[Data records]
= = =

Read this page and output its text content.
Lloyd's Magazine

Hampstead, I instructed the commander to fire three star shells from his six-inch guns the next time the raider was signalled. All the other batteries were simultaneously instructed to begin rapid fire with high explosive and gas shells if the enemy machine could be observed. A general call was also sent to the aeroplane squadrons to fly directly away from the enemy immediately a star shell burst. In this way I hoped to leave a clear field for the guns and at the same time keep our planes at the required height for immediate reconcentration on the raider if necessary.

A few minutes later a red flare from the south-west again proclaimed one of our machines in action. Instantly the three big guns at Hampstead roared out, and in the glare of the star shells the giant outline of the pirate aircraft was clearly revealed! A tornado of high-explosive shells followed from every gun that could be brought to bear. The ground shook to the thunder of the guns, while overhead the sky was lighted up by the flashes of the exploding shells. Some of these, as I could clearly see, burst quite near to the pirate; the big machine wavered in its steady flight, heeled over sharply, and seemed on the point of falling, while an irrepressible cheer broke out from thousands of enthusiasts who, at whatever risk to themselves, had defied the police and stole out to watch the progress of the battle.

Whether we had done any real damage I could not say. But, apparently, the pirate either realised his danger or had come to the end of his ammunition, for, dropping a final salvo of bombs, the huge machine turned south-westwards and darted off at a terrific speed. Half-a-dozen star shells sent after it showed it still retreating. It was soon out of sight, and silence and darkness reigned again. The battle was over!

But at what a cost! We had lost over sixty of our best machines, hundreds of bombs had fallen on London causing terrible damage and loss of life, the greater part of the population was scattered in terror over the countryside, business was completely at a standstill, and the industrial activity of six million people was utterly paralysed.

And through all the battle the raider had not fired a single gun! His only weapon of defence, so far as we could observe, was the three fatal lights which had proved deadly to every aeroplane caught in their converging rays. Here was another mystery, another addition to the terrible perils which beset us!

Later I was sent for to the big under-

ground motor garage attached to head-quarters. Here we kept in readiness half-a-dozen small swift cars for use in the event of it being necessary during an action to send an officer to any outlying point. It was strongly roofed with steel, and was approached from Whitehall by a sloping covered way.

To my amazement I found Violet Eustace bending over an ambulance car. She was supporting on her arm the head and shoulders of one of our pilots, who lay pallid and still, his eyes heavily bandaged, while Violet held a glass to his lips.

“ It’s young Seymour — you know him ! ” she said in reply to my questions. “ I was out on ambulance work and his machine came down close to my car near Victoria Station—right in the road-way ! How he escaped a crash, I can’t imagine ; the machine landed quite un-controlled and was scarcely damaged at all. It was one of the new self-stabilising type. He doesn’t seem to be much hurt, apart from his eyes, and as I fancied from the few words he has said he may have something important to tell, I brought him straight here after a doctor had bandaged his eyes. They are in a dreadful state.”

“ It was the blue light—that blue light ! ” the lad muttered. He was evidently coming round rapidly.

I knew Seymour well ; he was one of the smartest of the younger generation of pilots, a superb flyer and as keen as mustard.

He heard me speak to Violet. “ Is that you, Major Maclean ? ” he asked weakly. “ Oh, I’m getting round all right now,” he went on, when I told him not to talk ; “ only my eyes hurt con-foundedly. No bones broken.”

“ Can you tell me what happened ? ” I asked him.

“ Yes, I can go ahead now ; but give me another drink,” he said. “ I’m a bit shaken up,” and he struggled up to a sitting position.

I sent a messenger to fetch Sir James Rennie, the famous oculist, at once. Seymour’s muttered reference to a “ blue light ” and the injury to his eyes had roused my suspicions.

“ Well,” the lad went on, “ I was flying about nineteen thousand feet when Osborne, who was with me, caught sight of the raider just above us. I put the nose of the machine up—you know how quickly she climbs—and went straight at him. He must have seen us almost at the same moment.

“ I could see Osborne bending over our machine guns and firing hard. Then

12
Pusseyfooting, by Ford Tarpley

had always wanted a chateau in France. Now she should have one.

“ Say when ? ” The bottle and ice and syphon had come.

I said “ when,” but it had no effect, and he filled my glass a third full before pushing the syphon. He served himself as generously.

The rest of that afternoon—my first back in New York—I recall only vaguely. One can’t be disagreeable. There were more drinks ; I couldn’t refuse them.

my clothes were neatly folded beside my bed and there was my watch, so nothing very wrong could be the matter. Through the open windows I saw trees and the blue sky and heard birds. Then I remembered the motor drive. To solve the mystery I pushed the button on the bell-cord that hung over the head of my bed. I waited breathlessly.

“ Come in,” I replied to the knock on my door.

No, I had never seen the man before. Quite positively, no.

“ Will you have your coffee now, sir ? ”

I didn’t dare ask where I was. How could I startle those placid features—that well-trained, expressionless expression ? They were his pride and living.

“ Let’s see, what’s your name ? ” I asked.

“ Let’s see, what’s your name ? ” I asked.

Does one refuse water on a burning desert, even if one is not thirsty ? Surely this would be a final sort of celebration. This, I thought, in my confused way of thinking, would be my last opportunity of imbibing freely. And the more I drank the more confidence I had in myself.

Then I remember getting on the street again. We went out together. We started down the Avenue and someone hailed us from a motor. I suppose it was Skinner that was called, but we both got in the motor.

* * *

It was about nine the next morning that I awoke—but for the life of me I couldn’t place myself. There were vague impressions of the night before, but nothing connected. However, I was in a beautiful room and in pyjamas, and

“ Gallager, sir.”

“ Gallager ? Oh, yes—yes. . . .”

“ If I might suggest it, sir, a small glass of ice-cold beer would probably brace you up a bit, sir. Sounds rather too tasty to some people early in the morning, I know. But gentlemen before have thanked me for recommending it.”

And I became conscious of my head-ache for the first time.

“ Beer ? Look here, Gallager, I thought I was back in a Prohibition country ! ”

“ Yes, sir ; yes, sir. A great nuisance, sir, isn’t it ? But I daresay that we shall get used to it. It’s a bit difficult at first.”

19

= = =

Direction> Which lines of the material contain the string "blue"? List each of them.

Exercise answer>
“ It was the blue light—that blue light ! ” the lad muttered. He was evidently coming round rapidly.
I sent a messenger to fetch Sir James Rennie, the famous oculist, at once. Seymour’s muttered reference to a “ blue light ” and the injury to his eyes had roused my suspicions.
my clothes were neatly folded beside my bed and there was my watch, so nothing very wrong could be the matter. Through the open windows I saw trees and the blue sky and heard birds. Then I remembered the motor drive. To solve the mystery I pushed the button on the bell-cord that hung over the head of my bed. I waited breathlessly.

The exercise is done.